** BEGIN Data **
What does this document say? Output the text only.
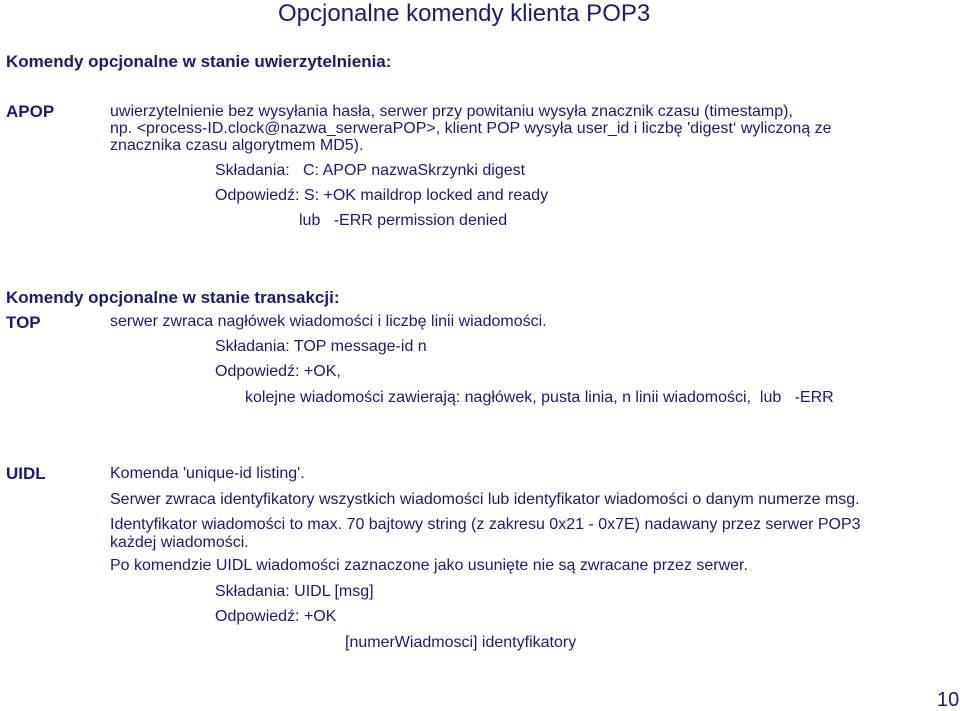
Opcjonalne komendy klienta POP3
Komendy opcjonalne w stanie uwierzytelnienia:
APOP	uwierzytelnienie bez wysyłania hasła, serwer przy powitaniu wysyła znacznik czasu (timestamp),
np. <process-ID.clock@nazwa_serweraPOP>, klient POP wysyła user_id i liczbę 'digest‘ wyliczoną ze
znacznika czasu algorytmem MD5).
Składania:   C: APOP nazwaSkrzynki digest
Odpowiedź: S: +OK maildrop locked and ready
lub   -ERR permission denied
Komendy opcjonalne w stanie transakcji:
TOP	serwer zwraca nagłówek wiadomości i liczbę linii wiadomości.
Składania: TOP message-id n
Odpowiedź: +OK,
kolejne wiadomości zawierają: nagłówek, pusta linia, n linii wiadomości,  lub   -ERR
UIDL	Komenda 'unique-id listing'.
Serwer zwraca identyfikatory wszystkich wiadomości lub identyfikator wiadomości o danym numerze msg.
Identyfikator wiadomości to max. 70 bajtowy string (z zakresu 0x21 - 0x7E) nadawany przez serwer POP3
każdej wiadomości.
Po komendzie UIDL wiadomości zaznaczone jako usunięte nie są zwracane przez serwer.
Składania: UIDL [msg]
Odpowiedź: +OK
[numerWiadmosci] identyfikatory
10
** END Data **
# Exercise task
Quote everything in the listing above exactly; pictures are the only thing to omit.

# Task result
What does this document say? Output the text only.
Opcjonalne komendy klienta POP3
Komendy opcjonalne w stanie uwierzytelnienia:
APOP	uwierzytelnienie bez wysyłania hasła, serwer przy powitaniu wysyła znacznik czasu (timestamp),
np. <process-ID.clock@nazwa_serweraPOP>, klient POP wysyła user_id i liczbę 'digest‘ wyliczoną ze
znacznika czasu algorytmem MD5).
Składania:   C: APOP nazwaSkrzynki digest
Odpowiedź: S: +OK maildrop locked and ready
lub   -ERR permission denied
Komendy opcjonalne w stanie transakcji:
TOP	serwer zwraca nagłówek wiadomości i liczbę linii wiadomości.
Składania: TOP message-id n
Odpowiedź: +OK,
kolejne wiadomości zawierają: nagłówek, pusta linia, n linii wiadomości,  lub   -ERR
UIDL	Komenda 'unique-id listing'.
Serwer zwraca identyfikatory wszystkich wiadomości lub identyfikator wiadomości o danym numerze msg.
Identyfikator wiadomości to max. 70 bajtowy string (z zakresu 0x21 - 0x7E) nadawany przez serwer POP3
każdej wiadomości.
Po komendzie UIDL wiadomości zaznaczone jako usunięte nie są zwracane przez serwer.
Składania: UIDL [msg]
Odpowiedź: +OK
[numerWiadmosci] identyfikatory
10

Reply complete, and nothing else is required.